▶ _What the task requires_
Your task is to reproduce the entries below word for word.

Data excerpts:
————————
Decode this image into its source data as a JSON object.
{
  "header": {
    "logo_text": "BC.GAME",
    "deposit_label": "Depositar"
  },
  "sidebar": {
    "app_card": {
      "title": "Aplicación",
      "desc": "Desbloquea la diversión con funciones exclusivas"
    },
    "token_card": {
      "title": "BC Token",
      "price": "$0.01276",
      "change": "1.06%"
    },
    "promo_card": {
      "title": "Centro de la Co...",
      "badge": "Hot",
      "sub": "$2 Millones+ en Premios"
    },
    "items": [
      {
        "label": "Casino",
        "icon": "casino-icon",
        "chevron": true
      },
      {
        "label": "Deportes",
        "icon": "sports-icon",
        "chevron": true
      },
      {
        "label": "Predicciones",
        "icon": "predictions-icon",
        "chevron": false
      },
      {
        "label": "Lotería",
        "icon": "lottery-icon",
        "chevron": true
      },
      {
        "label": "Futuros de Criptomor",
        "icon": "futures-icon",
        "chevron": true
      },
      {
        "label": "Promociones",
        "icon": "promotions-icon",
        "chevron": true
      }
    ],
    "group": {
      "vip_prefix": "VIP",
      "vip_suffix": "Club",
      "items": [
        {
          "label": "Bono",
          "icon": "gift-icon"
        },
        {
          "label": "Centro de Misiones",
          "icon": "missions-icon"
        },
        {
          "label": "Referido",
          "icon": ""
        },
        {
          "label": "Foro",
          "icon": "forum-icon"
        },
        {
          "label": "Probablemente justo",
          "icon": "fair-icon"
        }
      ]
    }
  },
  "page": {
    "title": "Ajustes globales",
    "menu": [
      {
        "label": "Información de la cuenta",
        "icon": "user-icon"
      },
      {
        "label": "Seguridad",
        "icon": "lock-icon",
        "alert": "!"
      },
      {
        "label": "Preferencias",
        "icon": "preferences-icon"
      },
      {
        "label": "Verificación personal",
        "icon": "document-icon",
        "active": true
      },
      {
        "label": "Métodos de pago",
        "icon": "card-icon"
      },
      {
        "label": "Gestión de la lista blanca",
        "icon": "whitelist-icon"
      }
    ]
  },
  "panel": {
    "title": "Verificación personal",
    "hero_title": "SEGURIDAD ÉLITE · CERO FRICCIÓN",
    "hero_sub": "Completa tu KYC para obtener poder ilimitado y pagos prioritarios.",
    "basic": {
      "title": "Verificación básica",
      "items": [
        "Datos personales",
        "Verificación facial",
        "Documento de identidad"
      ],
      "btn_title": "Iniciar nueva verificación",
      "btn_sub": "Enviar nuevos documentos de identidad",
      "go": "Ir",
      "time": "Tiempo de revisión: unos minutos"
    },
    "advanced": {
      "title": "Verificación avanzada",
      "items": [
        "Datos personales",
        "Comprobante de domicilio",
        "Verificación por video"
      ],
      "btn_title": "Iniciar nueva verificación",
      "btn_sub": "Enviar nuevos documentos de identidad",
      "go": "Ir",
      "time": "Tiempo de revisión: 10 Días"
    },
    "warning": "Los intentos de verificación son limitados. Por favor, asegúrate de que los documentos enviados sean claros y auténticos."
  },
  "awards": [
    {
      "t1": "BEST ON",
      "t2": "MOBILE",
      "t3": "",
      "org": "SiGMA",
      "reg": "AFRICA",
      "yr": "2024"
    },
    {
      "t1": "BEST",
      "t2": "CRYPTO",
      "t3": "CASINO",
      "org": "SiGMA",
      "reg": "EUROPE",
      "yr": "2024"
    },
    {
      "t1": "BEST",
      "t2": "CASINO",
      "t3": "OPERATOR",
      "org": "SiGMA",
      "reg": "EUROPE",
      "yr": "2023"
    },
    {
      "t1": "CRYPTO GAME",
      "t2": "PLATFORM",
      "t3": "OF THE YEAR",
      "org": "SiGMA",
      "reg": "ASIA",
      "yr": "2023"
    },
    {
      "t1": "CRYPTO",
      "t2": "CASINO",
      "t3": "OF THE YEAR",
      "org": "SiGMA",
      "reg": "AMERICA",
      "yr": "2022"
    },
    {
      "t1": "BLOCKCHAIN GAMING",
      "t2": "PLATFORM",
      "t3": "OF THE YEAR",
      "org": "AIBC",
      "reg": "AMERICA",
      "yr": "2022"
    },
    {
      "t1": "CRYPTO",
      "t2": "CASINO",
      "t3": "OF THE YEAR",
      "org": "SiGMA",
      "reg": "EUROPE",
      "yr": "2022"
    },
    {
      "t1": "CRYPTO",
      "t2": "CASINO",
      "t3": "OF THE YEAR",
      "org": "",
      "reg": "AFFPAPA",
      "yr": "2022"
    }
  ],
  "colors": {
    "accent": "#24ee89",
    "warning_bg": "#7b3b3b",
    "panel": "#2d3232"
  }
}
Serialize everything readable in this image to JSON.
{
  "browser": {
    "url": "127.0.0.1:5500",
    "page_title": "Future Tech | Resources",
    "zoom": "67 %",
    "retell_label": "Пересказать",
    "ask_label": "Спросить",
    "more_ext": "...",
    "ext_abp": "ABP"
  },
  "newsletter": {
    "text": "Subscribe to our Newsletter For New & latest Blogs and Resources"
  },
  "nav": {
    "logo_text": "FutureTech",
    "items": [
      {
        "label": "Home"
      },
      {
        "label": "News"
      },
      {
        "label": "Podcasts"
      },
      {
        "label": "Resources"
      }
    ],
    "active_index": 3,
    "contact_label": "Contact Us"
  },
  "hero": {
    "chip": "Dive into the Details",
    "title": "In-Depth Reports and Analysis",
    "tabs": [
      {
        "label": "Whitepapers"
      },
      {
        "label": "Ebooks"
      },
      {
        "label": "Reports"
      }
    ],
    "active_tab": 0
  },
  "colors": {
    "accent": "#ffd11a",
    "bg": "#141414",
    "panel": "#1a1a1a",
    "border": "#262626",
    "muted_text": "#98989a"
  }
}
————————
▶ _Correct response_
Decode this image into its source data as a JSON object.
{
  "header": {
    "logo_text": "BC.GAME",
    "deposit_label": "Depositar"
  },
  "sidebar": {
    "app_card": {
      "title": "Aplicación",
      "desc": "Desbloquea la diversión con funciones exclusivas"
    },
    "token_card": {
      "title": "BC Token",
      "price": "$0.01276",
      "change": "1.06%"
    },
    "promo_card": {
      "title": "Centro de la Co...",
      "badge": "Hot",
      "sub": "$2 Millones+ en Premios"
    },
    "items": [
      {
        "label": "Casino",
        "icon": "casino-icon",
        "chevron": true
      },
      {
        "label": "Deportes",
        "icon": "sports-icon",
        "chevron": true
      },
      {
        "label": "Predicciones",
        "icon": "predictions-icon",
        "chevron": false
      },
      {
        "label": "Lotería",
        "icon": "lottery-icon",
        "chevron": true
      },
      {
        "label": "Futuros de Criptomor",
        "icon": "futures-icon",
        "chevron": true
      },
      {
        "label": "Promociones",
        "icon": "promotions-icon",
        "chevron": true
      }
    ],
    "group": {
      "vip_prefix": "VIP",
      "vip_suffix": "Club",
      "items": [
        {
          "label": "Bono",
          "icon": "gift-icon"
        },
        {
          "label": "Centro de Misiones",
          "icon": "missions-icon"
        },
        {
          "label": "Referido",
          "icon": ""
        },
        {
          "label": "Foro",
          "icon": "forum-icon"
        },
        {
          "label": "Probablemente justo",
          "icon": "fair-icon"
        }
      ]
    }
  },
  "page": {
    "title": "Ajustes globales",
    "menu": [
      {
        "label": "Información de la cuenta",
        "icon": "user-icon"
      },
      {
        "label": "Seguridad",
        "icon": "lock-icon",
        "alert": "!"
      },
      {
        "label": "Preferencias",
        "icon": "preferences-icon"
      },
      {
        "label": "Verificación personal",
        "icon": "document-icon",
        "active": true
      },
      {
        "label": "Métodos de pago",
        "icon": "card-icon"
      },
      {
        "label": "Gestión de la lista blanca",
        "icon": "whitelist-icon"
      }
    ]
  },
  "panel": {
    "title": "Verificación personal",
    "hero_title": "SEGURIDAD ÉLITE · CERO FRICCIÓN",
    "hero_sub": "Completa tu KYC para obtener poder ilimitado y pagos prioritarios.",
    "basic": {
      "title": "Verificación básica",
      "items": [
        "Datos personales",
        "Verificación facial",
        "Documento de identidad"
      ],
      "btn_title": "Iniciar nueva verificación",
      "btn_sub": "Enviar nuevos documentos de identidad",
      "go": "Ir",
      "time": "Tiempo de revisión: unos minutos"
    },
    "advanced": {
      "title": "Verificación avanzada",
      "items": [
        "Datos personales",
        "Comprobante de domicilio",
        "Verificación por video"
      ],
      "btn_title": "Iniciar nueva verificación",
      "btn_sub": "Enviar nuevos documentos de identidad",
      "go": "Ir",
      "time": "Tiempo de revisión: 10 Días"
    },
    "warning": "Los intentos de verificación son limitados. Por favor, asegúrate de que los documentos enviados sean claros y auténticos."
  },
  "awards": [
    {
      "t1": "BEST ON",
      "t2": "MOBILE",
      "t3": "",
      "org": "SiGMA",
      "reg": "AFRICA",
      "yr": "2024"
    },
    {
      "t1": "BEST",
      "t2": "CRYPTO",
      "t3": "CASINO",
      "org": "SiGMA",
      "reg": "EUROPE",
      "yr": "2024"
    },
    {
      "t1": "BEST",
      "t2": "CASINO",
      "t3": "OPERATOR",
      "org": "SiGMA",
      "reg": "EUROPE",
      "yr": "2023"
    },
    {
      "t1": "CRYPTO GAME",
      "t2": "PLATFORM",
      "t3": "OF THE YEAR",
      "org": "SiGMA",
      "reg": "ASIA",
      "yr": "2023"
    },
    {
      "t1": "CRYPTO",
      "t2": "CASINO",
      "t3": "OF THE YEAR",
      "org": "SiGMA",
      "reg": "AMERICA",
      "yr": "2022"
    },
    {
      "t1": "BLOCKCHAIN GAMING",
      "t2": "PLATFORM",
      "t3": "OF THE YEAR",
      "org": "AIBC",
      "reg": "AMERICA",
      "yr": "2022"
    },
    {
      "t1": "CRYPTO",
      "t2": "CASINO",
      "t3": "OF THE YEAR",
      "org": "SiGMA",
      "reg": "EUROPE",
      "yr": "2022"
    },
    {
      "t1": "CRYPTO",
      "t2": "CASINO",
      "t3": "OF THE YEAR",
      "org": "",
      "reg": "AFFPAPA",
      "yr": "2022"
    }
  ],
  "colors": {
    "accent": "#24ee89",
    "warning_bg": "#7b3b3b",
    "panel": "#2d3232"
  }
}
Serialize everything readable in this image to JSON.
{
  "browser": {
    "url": "127.0.0.1:5500",
    "page_title": "Future Tech | Resources",
    "zoom": "67 %",
    "retell_label": "Пересказать",
    "ask_label": "Спросить",
    "more_ext": "...",
    "ext_abp": "ABP"
  },
  "newsletter": {
    "text": "Subscribe to our Newsletter For New & latest Blogs and Resources"
  },
  "nav": {
    "logo_text": "FutureTech",
    "items": [
      {
        "label": "Home"
      },
      {
        "label": "News"
      },
      {
        "label": "Podcasts"
      },
      {
        "label": "Resources"
      }
    ],
    "active_index": 3,
    "contact_label": "Contact Us"
  },
  "hero": {
    "chip": "Dive into the Details",
    "title": "In-Depth Reports and Analysis",
    "tabs": [
      {
        "label": "Whitepapers"
      },
      {
        "label": "Ebooks"
      },
      {
        "label": "Reports"
      }
    ],
    "active_tab": 0
  },
  "colors": {
    "accent": "#ffd11a",
    "bg": "#141414",
    "panel": "#1a1a1a",
    "border": "#262626",
    "muted_text": "#98989a"
  }
}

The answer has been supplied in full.